(Beginning of Document excerpt)

Thursday, May 8, 2014

How teachers can use their "language engineer" skills to help students learn

As teachers we love language, we love the way it's put together, the mechanics of it.

We love to talk about grammar - it's just in our DNA - but research demonstrates, and our own common sense tells us, language learning and fluency requires a different approach.  When teachers learn Maurice Hazan's visual teaching method, earlier called Symtalk, now the most recent and expanded version called QTalk, the teacher is actually teaching grammar by breaking the language down into parts, but doing so in a way that accelerates learning. The students understand, speak and interact - and they acquire language skills - comprehension and oral production -  through those activities. Later these skills form the foundation for reading and writing, using the same sequence as that by which students acquired their first language.

Lucas rides a skateboard.
Lucas rides a skateboard.
This natural learning requires a deliberate process that actually uses the "language engineer" skills of the teacher, making immersion activities much easier to do successfully. Instead of simply asking any questions at all, or asking students to speak without any structure to the request, why not give them some structure that will deliver the language's mechanics in an intuitive way? Why not limit vocabulary to the most frequently used, and most useful and most usable for your students' specific age and interests?  Pointing to an image and letting the student associate sound and meaning without the "clutter" of a written vocabulary list (and being able to practice with computer-generated versions of this - as with the QTalk Online Games and with Maurice Hazan's new iPad app (his Kickstarter project). And why not then stop explaining, but instead respond to our students with positive encouragement and praise when they make attempts to speak  - we want them to speak in the target language so we must try to remain in the target language ourselves during all activities.

(End of Document excerpt)
(Beginning of Information given)

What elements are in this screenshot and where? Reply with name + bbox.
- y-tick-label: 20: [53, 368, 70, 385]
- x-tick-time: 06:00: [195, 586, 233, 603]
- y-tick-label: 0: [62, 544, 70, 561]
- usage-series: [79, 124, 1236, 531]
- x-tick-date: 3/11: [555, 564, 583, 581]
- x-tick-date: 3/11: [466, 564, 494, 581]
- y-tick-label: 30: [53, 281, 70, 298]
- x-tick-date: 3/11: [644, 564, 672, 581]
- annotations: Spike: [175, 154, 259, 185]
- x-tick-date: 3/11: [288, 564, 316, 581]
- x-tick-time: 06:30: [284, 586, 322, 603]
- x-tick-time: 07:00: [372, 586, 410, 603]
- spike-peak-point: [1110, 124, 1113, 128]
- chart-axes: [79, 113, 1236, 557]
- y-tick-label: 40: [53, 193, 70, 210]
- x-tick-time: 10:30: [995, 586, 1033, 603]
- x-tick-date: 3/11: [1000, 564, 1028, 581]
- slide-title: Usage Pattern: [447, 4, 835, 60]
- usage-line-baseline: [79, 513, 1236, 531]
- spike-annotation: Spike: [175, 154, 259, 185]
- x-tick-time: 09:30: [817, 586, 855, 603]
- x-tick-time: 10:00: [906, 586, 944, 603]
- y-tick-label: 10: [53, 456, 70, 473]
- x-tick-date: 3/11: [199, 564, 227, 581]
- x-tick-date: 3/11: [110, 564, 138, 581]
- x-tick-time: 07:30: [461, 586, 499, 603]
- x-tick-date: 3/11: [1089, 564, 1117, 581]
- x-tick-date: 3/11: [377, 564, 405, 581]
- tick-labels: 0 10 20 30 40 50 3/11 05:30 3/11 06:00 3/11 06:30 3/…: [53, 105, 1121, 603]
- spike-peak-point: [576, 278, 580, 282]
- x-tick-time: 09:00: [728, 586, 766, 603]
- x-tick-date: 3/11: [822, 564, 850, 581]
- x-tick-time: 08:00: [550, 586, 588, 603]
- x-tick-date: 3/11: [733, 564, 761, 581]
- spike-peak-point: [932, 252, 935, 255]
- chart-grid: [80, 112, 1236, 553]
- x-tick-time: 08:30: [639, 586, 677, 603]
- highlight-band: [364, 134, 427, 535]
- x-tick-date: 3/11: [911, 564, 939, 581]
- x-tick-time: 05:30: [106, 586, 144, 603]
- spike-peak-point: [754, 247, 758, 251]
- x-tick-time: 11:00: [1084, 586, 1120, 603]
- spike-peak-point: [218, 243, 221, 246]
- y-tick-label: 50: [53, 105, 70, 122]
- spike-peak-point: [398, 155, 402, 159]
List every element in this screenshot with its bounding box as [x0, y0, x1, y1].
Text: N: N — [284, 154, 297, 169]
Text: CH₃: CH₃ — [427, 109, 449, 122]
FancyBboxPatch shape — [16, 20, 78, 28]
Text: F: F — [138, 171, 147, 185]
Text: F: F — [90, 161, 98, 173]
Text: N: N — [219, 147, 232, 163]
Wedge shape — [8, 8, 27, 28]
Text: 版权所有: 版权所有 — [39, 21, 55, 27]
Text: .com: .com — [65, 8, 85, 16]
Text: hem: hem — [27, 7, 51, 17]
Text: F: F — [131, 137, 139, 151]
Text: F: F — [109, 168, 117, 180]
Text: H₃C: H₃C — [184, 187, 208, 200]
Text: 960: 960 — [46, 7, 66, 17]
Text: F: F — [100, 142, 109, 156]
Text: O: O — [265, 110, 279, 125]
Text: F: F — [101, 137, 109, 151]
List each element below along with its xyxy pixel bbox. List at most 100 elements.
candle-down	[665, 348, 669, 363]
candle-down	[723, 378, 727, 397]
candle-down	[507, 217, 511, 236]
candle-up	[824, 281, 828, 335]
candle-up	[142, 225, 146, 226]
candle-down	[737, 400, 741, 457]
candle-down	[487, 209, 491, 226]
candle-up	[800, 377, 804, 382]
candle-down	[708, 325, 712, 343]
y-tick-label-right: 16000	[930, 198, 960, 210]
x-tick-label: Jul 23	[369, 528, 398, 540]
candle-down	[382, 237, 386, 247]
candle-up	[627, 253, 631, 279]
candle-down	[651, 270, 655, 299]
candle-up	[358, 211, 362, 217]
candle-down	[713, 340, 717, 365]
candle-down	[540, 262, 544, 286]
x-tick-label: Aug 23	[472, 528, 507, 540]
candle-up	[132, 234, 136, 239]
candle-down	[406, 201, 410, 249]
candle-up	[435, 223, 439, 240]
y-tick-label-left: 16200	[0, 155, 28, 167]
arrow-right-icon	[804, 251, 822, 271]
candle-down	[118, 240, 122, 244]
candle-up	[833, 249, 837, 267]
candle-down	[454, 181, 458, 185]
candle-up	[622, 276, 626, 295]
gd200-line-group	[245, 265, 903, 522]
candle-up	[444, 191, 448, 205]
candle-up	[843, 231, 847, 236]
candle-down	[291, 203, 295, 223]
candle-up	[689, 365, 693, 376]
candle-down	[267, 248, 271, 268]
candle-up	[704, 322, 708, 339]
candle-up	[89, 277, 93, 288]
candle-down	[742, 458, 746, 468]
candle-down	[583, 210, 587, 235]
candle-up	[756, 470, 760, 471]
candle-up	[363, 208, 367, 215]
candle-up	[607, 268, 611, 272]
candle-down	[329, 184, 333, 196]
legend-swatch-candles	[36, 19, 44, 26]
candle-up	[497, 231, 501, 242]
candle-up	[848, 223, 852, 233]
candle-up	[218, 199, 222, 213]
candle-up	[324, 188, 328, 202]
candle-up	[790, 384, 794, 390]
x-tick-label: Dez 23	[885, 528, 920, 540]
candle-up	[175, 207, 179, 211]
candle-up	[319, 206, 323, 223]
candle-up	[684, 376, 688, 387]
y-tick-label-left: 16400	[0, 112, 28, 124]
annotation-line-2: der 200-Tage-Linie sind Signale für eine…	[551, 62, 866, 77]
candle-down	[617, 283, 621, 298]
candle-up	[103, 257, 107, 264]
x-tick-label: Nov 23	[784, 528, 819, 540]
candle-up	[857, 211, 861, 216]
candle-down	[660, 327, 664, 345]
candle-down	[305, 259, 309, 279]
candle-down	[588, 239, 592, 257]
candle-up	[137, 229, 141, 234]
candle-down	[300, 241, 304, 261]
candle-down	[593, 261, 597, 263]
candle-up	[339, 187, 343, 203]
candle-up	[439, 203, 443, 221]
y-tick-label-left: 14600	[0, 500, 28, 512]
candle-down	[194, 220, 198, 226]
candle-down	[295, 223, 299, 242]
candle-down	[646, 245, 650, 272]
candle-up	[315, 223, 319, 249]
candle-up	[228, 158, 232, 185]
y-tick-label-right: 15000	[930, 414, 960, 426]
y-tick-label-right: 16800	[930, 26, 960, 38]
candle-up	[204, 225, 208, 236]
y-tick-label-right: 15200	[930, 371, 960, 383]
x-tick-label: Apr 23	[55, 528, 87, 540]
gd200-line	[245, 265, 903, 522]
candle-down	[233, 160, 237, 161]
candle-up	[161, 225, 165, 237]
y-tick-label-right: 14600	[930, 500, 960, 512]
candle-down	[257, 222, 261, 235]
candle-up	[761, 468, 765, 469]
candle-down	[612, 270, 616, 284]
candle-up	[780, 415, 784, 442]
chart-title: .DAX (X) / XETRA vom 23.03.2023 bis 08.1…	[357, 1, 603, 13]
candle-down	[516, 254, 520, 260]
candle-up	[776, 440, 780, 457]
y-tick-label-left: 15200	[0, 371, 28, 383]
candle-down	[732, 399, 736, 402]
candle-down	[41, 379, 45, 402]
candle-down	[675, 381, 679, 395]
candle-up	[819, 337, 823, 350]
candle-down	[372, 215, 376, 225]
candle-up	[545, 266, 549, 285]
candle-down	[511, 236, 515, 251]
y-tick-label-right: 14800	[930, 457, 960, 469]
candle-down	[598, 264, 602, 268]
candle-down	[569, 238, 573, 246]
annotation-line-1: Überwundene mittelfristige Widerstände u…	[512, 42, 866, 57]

(End of Information given)

Write out everything in the post above about teachers' "language engineer" skills from "How teachers can" down to "mechanics of it.", without changing a word.

Worked solution
How teachers can use their "language engineer" skills to help students learn

As teachers we love language, we love the way it's put together, the mechanics of it.